The problem
Report how many lines in the records hold the string "Novo"; give the number and nothing else.

Source data:

>> begin

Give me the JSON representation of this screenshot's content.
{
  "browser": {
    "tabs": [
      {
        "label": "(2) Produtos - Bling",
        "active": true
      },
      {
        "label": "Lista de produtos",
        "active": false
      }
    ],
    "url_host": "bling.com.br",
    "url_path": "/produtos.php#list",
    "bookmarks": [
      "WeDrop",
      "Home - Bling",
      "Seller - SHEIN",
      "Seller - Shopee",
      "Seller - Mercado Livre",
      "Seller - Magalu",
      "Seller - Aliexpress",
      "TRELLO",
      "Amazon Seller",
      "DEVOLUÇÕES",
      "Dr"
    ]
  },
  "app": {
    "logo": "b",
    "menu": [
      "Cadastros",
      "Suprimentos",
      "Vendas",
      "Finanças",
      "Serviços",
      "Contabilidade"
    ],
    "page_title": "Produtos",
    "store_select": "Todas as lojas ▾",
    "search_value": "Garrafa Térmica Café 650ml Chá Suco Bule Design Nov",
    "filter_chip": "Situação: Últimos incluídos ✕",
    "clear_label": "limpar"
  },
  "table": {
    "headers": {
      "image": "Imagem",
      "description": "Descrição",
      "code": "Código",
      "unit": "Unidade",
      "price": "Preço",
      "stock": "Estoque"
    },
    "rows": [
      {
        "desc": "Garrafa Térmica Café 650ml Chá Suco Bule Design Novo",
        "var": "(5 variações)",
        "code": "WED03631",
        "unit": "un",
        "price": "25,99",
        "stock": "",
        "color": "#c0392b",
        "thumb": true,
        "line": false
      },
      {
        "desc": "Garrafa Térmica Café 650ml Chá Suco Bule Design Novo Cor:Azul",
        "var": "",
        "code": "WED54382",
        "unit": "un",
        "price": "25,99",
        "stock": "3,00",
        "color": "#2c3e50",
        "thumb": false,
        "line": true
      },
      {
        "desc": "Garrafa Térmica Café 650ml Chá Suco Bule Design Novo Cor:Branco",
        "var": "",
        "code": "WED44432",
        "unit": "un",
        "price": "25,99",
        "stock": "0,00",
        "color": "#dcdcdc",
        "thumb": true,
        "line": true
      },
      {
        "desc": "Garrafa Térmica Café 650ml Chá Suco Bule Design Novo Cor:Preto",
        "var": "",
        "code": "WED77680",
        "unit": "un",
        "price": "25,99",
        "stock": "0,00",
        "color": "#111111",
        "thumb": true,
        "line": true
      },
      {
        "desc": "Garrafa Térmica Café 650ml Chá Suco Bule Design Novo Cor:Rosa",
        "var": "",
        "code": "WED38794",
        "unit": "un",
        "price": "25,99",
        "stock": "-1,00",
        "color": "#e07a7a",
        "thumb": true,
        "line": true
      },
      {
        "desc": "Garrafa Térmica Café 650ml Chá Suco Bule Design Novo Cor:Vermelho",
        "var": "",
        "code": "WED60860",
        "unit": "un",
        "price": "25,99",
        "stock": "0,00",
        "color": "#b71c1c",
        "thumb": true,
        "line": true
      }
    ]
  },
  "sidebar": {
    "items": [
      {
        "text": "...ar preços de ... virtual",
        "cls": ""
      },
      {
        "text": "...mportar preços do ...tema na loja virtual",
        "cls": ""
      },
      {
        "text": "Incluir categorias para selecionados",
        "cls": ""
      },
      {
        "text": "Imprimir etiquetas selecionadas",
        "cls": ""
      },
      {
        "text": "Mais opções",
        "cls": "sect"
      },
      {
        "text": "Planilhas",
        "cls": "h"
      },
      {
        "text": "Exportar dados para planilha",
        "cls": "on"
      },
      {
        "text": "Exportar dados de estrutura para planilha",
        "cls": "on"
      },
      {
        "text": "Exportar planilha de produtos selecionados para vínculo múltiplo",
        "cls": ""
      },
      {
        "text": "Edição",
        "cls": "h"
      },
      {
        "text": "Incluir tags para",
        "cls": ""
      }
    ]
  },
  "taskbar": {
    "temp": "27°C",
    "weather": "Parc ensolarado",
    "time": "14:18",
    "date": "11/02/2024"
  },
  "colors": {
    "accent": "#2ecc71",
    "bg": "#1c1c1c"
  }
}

>> end

Worked answer
6